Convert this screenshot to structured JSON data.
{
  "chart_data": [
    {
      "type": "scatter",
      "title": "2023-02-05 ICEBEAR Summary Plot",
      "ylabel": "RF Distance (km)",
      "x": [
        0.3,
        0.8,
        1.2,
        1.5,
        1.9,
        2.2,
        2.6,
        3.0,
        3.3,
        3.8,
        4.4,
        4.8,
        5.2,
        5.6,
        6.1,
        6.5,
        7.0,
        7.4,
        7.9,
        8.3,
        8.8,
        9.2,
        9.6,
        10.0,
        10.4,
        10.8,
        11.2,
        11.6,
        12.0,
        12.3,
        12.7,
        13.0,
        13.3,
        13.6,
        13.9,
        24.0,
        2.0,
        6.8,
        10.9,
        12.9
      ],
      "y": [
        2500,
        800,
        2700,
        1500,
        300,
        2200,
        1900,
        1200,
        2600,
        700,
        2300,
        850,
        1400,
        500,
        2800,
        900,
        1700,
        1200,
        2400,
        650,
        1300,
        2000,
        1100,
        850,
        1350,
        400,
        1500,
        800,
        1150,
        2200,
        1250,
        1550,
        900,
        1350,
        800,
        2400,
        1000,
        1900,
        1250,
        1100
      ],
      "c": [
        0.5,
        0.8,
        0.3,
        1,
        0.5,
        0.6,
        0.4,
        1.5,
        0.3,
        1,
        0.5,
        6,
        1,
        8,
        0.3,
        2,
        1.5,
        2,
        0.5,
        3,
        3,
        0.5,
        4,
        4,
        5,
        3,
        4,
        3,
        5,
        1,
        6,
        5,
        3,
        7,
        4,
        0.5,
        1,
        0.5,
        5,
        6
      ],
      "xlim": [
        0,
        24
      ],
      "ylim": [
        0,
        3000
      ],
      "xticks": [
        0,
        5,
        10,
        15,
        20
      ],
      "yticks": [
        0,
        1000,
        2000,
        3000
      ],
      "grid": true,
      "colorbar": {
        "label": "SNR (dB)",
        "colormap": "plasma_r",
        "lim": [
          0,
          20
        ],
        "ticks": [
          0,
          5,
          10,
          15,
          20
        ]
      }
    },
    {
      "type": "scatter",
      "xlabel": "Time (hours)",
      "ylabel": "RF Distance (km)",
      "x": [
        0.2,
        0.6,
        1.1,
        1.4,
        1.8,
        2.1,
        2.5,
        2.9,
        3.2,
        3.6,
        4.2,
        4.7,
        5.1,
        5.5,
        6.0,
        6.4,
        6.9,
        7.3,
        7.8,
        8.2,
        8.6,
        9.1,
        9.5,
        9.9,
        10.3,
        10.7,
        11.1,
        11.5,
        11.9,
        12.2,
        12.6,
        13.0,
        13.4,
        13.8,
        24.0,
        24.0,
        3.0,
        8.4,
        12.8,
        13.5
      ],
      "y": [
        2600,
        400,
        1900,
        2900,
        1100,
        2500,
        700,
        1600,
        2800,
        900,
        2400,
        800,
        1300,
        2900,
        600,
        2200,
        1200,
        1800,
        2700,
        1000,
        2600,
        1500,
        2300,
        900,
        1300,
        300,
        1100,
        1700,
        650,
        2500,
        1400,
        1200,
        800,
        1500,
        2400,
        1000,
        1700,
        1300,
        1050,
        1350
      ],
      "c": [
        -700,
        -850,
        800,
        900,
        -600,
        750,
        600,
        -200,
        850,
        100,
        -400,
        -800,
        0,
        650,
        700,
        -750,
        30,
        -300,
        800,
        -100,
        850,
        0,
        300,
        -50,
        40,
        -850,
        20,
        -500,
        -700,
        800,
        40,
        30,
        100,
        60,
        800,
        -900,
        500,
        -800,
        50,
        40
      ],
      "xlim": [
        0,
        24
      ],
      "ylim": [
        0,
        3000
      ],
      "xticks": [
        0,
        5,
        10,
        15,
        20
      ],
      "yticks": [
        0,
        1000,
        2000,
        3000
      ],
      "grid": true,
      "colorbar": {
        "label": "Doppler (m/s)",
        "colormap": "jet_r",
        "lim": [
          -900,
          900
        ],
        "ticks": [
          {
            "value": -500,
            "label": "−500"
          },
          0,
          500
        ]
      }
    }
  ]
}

Exercise directions — Would you write down every record again, exactly?

Reply to the exercise —
Convert this screenshot to structured JSON data.
{
  "chart_data": [
    {
      "type": "scatter",
      "title": "2023-02-05 ICEBEAR Summary Plot",
      "ylabel": "RF Distance (km)",
      "x": [
        0.3,
        0.8,
        1.2,
        1.5,
        1.9,
        2.2,
        2.6,
        3.0,
        3.3,
        3.8,
        4.4,
        4.8,
        5.2,
        5.6,
        6.1,
        6.5,
        7.0,
        7.4,
        7.9,
        8.3,
        8.8,
        9.2,
        9.6,
        10.0,
        10.4,
        10.8,
        11.2,
        11.6,
        12.0,
        12.3,
        12.7,
        13.0,
        13.3,
        13.6,
        13.9,
        24.0,
        2.0,
        6.8,
        10.9,
        12.9
      ],
      "y": [
        2500,
        800,
        2700,
        1500,
        300,
        2200,
        1900,
        1200,
        2600,
        700,
        2300,
        850,
        1400,
        500,
        2800,
        900,
        1700,
        1200,
        2400,
        650,
        1300,
        2000,
        1100,
        850,
        1350,
        400,
        1500,
        800,
        1150,
        2200,
        1250,
        1550,
        900,
        1350,
        800,
        2400,
        1000,
        1900,
        1250,
        1100
      ],
      "c": [
        0.5,
        0.8,
        0.3,
        1,
        0.5,
        0.6,
        0.4,
        1.5,
        0.3,
        1,
        0.5,
        6,
        1,
        8,
        0.3,
        2,
        1.5,
        2,
        0.5,
        3,
        3,
        0.5,
        4,
        4,
        5,
        3,
        4,
        3,
        5,
        1,
        6,
        5,
        3,
        7,
        4,
        0.5,
        1,
        0.5,
        5,
        6
      ],
      "xlim": [
        0,
        24
      ],
      "ylim": [
        0,
        3000
      ],
      "xticks": [
        0,
        5,
        10,
        15,
        20
      ],
      "yticks": [
        0,
        1000,
        2000,
        3000
      ],
      "grid": true,
      "colorbar": {
        "label": "SNR (dB)",
        "colormap": "plasma_r",
        "lim": [
          0,
          20
        ],
        "ticks": [
          0,
          5,
          10,
          15,
          20
        ]
      }
    },
    {
      "type": "scatter",
      "xlabel": "Time (hours)",
      "ylabel": "RF Distance (km)",
      "x": [
        0.2,
        0.6,
        1.1,
        1.4,
        1.8,
        2.1,
        2.5,
        2.9,
        3.2,
        3.6,
        4.2,
        4.7,
        5.1,
        5.5,
        6.0,
        6.4,
        6.9,
        7.3,
        7.8,
        8.2,
        8.6,
        9.1,
        9.5,
        9.9,
        10.3,
        10.7,
        11.1,
        11.5,
        11.9,
        12.2,
        12.6,
        13.0,
        13.4,
        13.8,
        24.0,
        24.0,
        3.0,
        8.4,
        12.8,
        13.5
      ],
      "y": [
        2600,
        400,
        1900,
        2900,
        1100,
        2500,
        700,
        1600,
        2800,
        900,
        2400,
        800,
        1300,
        2900,
        600,
        2200,
        1200,
        1800,
        2700,
        1000,
        2600,
        1500,
        2300,
        900,
        1300,
        300,
        1100,
        1700,
        650,
        2500,
        1400,
        1200,
        800,
        1500,
        2400,
        1000,
        1700,
        1300,
        1050,
        1350
      ],
      "c": [
        -700,
        -850,
        800,
        900,
        -600,
        750,
        600,
        -200,
        850,
        100,
        -400,
        -800,
        0,
        650,
        700,
        -750,
        30,
        -300,
        800,
        -100,
        850,
        0,
        300,
        -50,
        40,
        -850,
        20,
        -500,
        -700,
        800,
        40,
        30,
        100,
        60,
        800,
        -900,
        500,
        -800,
        50,
        40
      ],
      "xlim": [
        0,
        24
      ],
      "ylim": [
        0,
        3000
      ],
      "xticks": [
        0,
        5,
        10,
        15,
        20
      ],
      "yticks": [
        0,
        1000,
        2000,
        3000
      ],
      "grid": true,
      "colorbar": {
        "label": "Doppler (m/s)",
        "colormap": "jet_r",
        "lim": [
          -900,
          900
        ],
        "ticks": [
          {
            "value": -500,
            "label": "−500"
          },
          0,
          500
        ]
      }
    }
  ]
}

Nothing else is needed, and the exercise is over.